─── Extracted material

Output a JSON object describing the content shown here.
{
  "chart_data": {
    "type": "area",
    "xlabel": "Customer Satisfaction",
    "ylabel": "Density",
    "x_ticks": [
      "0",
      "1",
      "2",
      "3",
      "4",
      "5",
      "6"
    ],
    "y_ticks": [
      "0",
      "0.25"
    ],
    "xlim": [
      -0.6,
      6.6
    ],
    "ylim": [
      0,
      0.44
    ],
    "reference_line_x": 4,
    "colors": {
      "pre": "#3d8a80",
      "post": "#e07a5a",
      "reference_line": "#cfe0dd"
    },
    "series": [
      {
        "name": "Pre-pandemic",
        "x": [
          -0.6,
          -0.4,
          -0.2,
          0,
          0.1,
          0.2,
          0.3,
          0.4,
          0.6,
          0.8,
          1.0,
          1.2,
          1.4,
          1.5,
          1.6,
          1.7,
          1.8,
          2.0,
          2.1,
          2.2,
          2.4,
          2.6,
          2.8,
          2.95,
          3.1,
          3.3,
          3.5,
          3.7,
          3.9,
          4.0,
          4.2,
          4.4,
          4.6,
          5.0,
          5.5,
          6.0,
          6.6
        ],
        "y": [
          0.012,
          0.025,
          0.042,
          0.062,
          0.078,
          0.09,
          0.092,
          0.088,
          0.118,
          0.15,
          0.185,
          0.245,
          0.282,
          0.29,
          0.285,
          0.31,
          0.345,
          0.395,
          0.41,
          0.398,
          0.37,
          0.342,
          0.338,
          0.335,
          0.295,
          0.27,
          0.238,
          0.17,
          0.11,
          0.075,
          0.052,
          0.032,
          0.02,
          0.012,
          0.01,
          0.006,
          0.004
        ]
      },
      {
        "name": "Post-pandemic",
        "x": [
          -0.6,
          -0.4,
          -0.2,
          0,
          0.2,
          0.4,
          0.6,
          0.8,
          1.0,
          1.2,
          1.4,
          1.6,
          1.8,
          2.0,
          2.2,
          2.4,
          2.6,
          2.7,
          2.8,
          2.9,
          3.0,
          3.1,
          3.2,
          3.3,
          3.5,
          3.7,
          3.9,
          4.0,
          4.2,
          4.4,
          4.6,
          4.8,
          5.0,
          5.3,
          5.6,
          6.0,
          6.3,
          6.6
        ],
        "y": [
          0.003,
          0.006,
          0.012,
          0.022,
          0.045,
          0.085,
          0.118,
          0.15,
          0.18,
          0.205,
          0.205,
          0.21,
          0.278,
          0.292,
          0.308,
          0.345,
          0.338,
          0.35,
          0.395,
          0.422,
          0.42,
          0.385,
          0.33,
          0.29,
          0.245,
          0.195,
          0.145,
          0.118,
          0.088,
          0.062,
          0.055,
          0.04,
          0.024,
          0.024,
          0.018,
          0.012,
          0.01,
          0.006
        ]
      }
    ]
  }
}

──────

* [Exercise brief]: Retype all the records, matching them exactly.

* [Task result]:
Output a JSON object describing the content shown here.
{
  "chart_data": {
    "type": "area",
    "xlabel": "Customer Satisfaction",
    "ylabel": "Density",
    "x_ticks": [
      "0",
      "1",
      "2",
      "3",
      "4",
      "5",
      "6"
    ],
    "y_ticks": [
      "0",
      "0.25"
    ],
    "xlim": [
      -0.6,
      6.6
    ],
    "ylim": [
      0,
      0.44
    ],
    "reference_line_x": 4,
    "colors": {
      "pre": "#3d8a80",
      "post": "#e07a5a",
      "reference_line": "#cfe0dd"
    },
    "series": [
      {
        "name": "Pre-pandemic",
        "x": [
          -0.6,
          -0.4,
          -0.2,
          0,
          0.1,
          0.2,
          0.3,
          0.4,
          0.6,
          0.8,
          1.0,
          1.2,
          1.4,
          1.5,
          1.6,
          1.7,
          1.8,
          2.0,
          2.1,
          2.2,
          2.4,
          2.6,
          2.8,
          2.95,
          3.1,
          3.3,
          3.5,
          3.7,
          3.9,
          4.0,
          4.2,
          4.4,
          4.6,
          5.0,
          5.5,
          6.0,
          6.6
        ],
        "y": [
          0.012,
          0.025,
          0.042,
          0.062,
          0.078,
          0.09,
          0.092,
          0.088,
          0.118,
          0.15,
          0.185,
          0.245,
          0.282,
          0.29,
          0.285,
          0.31,
          0.345,
          0.395,
          0.41,
          0.398,
          0.37,
          0.342,
          0.338,
          0.335,
          0.295,
          0.27,
          0.238,
          0.17,
          0.11,
          0.075,
          0.052,
          0.032,
          0.02,
          0.012,
          0.01,
          0.006,
          0.004
        ]
      },
      {
        "name": "Post-pandemic",
        "x": [
          -0.6,
          -0.4,
          -0.2,
          0,
          0.2,
          0.4,
          0.6,
          0.8,
          1.0,
          1.2,
          1.4,
          1.6,
          1.8,
          2.0,
          2.2,
          2.4,
          2.6,
          2.7,
          2.8,
          2.9,
          3.0,
          3.1,
          3.2,
          3.3,
          3.5,
          3.7,
          3.9,
          4.0,
          4.2,
          4.4,
          4.6,
          4.8,
          5.0,
          5.3,
          5.6,
          6.0,
          6.3,
          6.6
        ],
        "y": [
          0.003,
          0.006,
          0.012,
          0.022,
          0.045,
          0.085,
          0.118,
          0.15,
          0.18,
          0.205,
          0.205,
          0.21,
          0.278,
          0.292,
          0.308,
          0.345,
          0.338,
          0.35,
          0.395,
          0.422,
          0.42,
          0.385,
          0.33,
          0.29,
          0.245,
          0.195,
          0.145,
          0.118,
          0.088,
          0.062,
          0.055,
          0.04,
          0.024,
          0.024,
          0.018,
          0.012,
          0.01,
          0.006
        ]
      }
    ]
  }
}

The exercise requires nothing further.